Data for processing ->
- - - - - - -

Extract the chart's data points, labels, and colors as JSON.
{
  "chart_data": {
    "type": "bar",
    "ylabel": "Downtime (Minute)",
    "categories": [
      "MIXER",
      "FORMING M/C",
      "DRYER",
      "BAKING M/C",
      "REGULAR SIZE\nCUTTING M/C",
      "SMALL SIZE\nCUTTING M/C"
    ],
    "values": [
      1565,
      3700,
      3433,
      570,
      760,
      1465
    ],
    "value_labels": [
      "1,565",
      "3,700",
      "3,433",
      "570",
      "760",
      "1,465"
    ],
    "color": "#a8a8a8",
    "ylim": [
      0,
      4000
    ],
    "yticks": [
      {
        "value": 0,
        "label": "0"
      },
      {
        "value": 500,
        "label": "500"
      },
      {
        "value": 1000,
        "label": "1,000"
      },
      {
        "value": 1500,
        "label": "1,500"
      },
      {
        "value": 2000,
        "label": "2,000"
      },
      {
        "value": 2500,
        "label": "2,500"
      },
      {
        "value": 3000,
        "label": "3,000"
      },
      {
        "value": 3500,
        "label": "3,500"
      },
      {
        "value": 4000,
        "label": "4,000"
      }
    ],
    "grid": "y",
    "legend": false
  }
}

- - - - - - -

Exercise aim -> Output the records exactly, including every line.

Task solution ->
Extract the chart's data points, labels, and colors as JSON.
{
  "chart_data": {
    "type": "bar",
    "ylabel": "Downtime (Minute)",
    "categories": [
      "MIXER",
      "FORMING M/C",
      "DRYER",
      "BAKING M/C",
      "REGULAR SIZE\nCUTTING M/C",
      "SMALL SIZE\nCUTTING M/C"
    ],
    "values": [
      1565,
      3700,
      3433,
      570,
      760,
      1465
    ],
    "value_labels": [
      "1,565",
      "3,700",
      "3,433",
      "570",
      "760",
      "1,465"
    ],
    "color": "#a8a8a8",
    "ylim": [
      0,
      4000
    ],
    "yticks": [
      {
        "value": 0,
        "label": "0"
      },
      {
        "value": 500,
        "label": "500"
      },
      {
        "value": 1000,
        "label": "1,000"
      },
      {
        "value": 1500,
        "label": "1,500"
      },
      {
        "value": 2000,
        "label": "2,000"
      },
      {
        "value": 2500,
        "label": "2,500"
      },
      {
        "value": 3000,
        "label": "3,000"
      },
      {
        "value": 3500,
        "label": "3,500"
      },
      {
        "value": 4000,
        "label": "4,000"
      }
    ],
    "grid": "y",
    "legend": false
  }
}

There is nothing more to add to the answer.